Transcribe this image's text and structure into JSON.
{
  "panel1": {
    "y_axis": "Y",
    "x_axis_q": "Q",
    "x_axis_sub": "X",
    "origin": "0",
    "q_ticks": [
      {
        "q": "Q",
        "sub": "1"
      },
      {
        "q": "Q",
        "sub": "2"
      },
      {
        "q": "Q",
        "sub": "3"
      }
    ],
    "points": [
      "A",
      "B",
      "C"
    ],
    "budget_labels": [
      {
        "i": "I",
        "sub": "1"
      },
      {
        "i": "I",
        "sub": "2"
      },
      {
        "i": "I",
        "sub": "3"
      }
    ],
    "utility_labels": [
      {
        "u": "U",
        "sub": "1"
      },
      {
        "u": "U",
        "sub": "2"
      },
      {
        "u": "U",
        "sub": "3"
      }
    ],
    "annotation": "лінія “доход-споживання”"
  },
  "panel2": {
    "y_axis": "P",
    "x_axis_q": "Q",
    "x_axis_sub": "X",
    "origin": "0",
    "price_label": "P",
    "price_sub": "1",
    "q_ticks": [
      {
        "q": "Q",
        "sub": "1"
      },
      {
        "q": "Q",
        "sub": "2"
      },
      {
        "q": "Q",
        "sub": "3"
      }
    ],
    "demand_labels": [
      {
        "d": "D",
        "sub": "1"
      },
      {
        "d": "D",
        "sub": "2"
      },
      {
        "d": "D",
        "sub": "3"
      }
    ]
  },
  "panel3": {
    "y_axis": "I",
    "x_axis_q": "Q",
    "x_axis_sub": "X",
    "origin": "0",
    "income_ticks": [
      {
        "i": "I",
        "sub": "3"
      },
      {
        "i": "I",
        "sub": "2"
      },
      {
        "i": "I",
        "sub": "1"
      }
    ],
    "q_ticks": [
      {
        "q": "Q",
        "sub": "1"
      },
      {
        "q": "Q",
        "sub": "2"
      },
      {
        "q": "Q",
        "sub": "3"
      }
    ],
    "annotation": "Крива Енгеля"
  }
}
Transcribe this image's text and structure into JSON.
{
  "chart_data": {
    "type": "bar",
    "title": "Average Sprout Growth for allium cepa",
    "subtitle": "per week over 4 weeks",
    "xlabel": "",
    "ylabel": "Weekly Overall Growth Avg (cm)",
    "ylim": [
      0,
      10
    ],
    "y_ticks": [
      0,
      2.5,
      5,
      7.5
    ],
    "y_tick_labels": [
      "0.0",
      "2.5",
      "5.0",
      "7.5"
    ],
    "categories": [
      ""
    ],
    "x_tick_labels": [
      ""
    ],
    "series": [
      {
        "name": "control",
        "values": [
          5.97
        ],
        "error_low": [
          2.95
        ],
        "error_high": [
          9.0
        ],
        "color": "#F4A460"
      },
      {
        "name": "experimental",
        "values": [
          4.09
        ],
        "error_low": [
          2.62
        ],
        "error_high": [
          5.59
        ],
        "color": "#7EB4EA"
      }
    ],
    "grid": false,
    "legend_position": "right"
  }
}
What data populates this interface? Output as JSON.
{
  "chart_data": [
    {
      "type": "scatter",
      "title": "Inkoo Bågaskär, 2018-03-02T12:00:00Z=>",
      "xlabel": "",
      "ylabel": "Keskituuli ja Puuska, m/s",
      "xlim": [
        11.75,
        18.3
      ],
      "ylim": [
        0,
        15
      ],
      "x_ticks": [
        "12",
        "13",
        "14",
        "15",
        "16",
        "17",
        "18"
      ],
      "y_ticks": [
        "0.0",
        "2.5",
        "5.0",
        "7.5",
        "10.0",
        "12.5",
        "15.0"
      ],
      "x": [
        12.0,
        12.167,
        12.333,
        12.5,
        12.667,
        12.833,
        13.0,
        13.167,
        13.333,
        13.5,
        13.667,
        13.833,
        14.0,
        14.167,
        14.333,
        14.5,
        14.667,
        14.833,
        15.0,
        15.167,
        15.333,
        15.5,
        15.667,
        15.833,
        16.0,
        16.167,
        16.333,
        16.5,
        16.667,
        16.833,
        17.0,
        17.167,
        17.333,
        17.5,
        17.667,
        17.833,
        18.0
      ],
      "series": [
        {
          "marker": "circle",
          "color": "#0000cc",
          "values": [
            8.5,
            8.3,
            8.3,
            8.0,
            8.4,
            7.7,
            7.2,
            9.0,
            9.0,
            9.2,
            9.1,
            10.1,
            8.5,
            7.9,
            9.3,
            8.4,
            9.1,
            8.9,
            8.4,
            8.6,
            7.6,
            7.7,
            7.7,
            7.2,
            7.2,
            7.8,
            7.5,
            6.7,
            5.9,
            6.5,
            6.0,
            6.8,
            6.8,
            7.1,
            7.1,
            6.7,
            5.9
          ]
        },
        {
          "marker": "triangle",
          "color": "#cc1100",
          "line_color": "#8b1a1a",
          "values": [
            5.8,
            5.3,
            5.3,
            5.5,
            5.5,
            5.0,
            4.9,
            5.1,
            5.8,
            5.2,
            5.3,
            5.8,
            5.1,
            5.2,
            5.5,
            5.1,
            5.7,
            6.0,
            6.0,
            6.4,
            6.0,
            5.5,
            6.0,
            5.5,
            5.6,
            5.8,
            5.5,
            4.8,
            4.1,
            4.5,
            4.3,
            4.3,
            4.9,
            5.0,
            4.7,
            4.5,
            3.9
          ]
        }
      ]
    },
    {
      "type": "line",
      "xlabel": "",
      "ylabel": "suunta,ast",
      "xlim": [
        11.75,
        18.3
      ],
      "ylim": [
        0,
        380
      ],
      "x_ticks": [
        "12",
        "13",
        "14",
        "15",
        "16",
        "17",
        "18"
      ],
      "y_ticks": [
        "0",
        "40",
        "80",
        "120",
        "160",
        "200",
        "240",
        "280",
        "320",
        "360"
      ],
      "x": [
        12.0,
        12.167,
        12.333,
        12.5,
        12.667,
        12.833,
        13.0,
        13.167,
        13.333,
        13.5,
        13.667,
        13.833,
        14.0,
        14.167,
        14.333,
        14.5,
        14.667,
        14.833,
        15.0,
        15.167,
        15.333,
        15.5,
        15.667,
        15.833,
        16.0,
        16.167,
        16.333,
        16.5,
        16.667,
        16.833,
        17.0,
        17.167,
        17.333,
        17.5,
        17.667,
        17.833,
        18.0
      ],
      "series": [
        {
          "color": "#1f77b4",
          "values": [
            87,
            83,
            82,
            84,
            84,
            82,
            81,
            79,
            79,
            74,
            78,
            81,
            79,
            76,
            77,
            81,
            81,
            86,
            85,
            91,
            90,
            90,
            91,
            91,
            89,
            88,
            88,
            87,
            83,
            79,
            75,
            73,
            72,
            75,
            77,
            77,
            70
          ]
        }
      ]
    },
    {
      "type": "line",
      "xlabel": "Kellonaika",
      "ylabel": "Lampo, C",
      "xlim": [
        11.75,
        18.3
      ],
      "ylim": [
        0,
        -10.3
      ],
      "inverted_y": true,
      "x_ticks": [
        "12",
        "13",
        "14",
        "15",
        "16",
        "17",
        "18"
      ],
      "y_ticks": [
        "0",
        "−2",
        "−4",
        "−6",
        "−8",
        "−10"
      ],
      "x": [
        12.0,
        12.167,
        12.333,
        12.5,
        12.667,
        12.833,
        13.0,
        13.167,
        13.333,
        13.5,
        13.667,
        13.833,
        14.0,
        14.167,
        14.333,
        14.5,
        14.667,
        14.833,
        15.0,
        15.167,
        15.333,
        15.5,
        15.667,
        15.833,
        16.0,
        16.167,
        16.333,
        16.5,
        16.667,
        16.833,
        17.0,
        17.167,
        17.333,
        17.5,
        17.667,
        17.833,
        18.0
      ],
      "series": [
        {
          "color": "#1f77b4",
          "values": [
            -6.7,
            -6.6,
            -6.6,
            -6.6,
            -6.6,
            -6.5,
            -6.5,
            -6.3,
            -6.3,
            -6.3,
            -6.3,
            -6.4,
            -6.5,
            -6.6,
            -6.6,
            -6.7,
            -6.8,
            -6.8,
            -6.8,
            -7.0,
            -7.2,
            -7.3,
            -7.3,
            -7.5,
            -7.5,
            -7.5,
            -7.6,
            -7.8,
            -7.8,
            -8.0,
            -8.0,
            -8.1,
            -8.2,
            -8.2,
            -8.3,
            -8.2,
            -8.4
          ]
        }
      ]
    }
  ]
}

········

## Exercise brief
Count up the lines in the listing that hold the word "Growth", and give that number only.

## Output for this exercise
2